Stated goal
Look through the entries below and report how many lines hold the string "values". Only the number is wanted.

────────

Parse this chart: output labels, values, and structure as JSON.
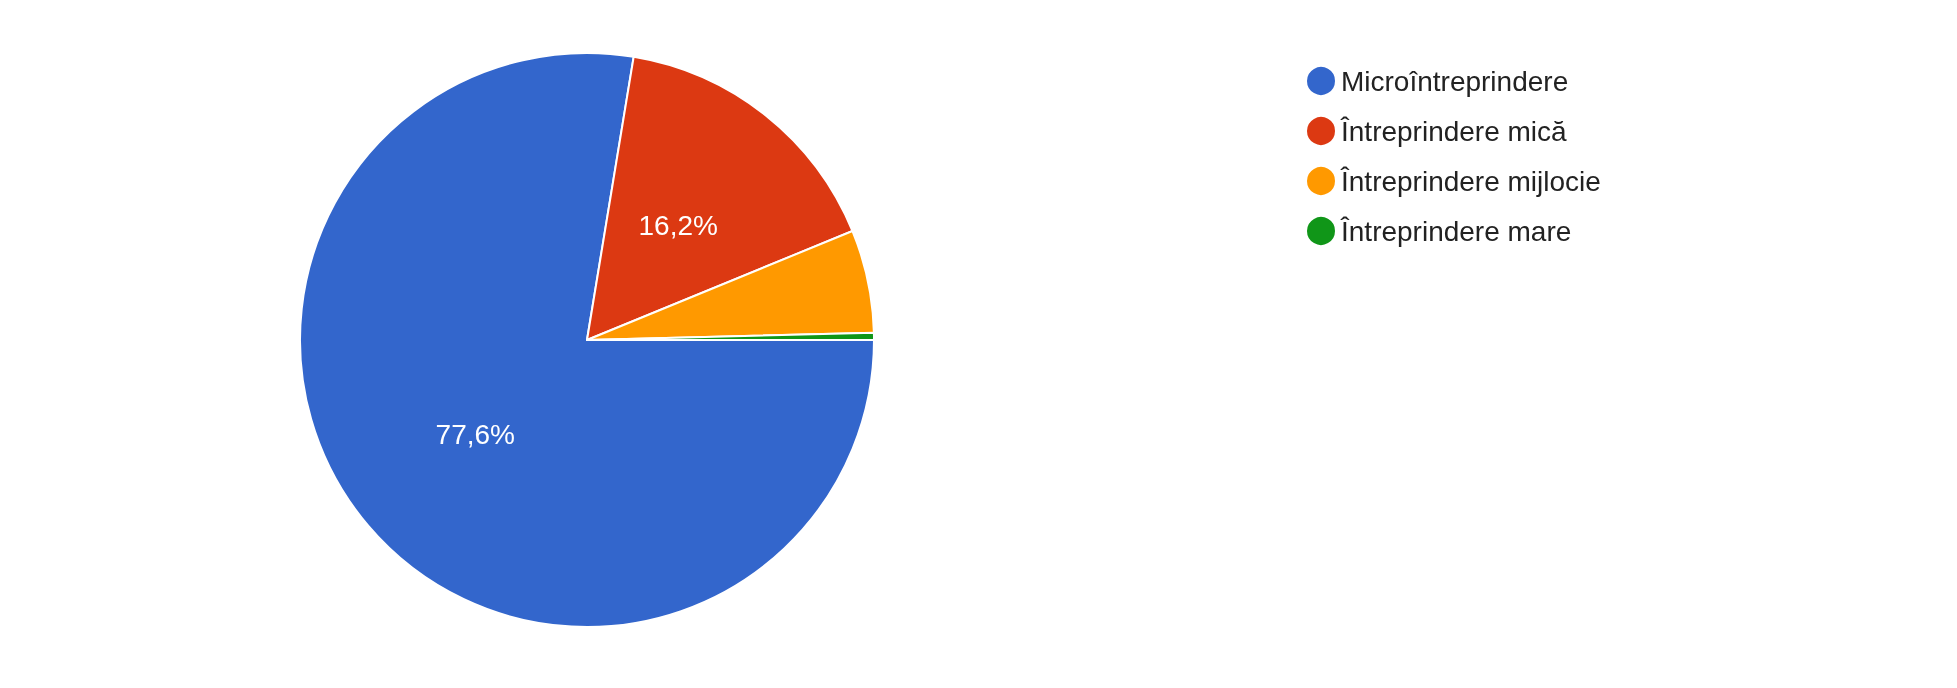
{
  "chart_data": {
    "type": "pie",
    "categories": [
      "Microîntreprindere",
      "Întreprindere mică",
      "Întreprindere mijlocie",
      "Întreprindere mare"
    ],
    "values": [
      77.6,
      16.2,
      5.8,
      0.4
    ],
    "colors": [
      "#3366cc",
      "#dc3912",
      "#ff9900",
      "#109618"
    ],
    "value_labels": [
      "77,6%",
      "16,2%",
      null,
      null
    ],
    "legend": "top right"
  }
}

────────

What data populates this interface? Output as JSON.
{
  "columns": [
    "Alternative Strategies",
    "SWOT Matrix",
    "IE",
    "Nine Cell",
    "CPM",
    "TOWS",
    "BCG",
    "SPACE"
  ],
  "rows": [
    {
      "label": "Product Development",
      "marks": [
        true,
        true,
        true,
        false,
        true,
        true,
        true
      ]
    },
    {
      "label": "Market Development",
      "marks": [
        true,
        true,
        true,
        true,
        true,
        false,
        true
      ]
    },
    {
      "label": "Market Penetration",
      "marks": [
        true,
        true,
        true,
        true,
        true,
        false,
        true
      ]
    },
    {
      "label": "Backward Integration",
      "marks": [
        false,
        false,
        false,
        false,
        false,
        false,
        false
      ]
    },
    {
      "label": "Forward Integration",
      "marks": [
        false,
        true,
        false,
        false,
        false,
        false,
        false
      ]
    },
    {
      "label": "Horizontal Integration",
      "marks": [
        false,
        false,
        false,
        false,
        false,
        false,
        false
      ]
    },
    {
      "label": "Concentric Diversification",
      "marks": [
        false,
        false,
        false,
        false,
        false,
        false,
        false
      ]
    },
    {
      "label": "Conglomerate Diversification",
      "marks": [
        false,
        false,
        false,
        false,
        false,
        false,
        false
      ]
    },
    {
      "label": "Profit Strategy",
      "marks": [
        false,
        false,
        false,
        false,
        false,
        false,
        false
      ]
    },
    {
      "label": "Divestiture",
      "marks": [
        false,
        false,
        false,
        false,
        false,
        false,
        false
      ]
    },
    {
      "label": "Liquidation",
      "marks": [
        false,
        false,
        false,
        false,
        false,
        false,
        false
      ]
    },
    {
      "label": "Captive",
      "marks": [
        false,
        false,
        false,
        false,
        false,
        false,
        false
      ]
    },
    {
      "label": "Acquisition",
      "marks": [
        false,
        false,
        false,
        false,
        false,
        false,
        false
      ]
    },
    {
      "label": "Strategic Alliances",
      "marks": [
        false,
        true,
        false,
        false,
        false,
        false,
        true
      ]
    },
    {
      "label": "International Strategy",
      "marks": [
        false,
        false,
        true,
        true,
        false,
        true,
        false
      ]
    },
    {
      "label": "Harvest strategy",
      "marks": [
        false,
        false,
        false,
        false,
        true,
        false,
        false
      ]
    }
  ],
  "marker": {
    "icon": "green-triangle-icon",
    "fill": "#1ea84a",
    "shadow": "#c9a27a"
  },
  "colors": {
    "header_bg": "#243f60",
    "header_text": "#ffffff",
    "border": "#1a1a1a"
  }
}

────────

Task response
2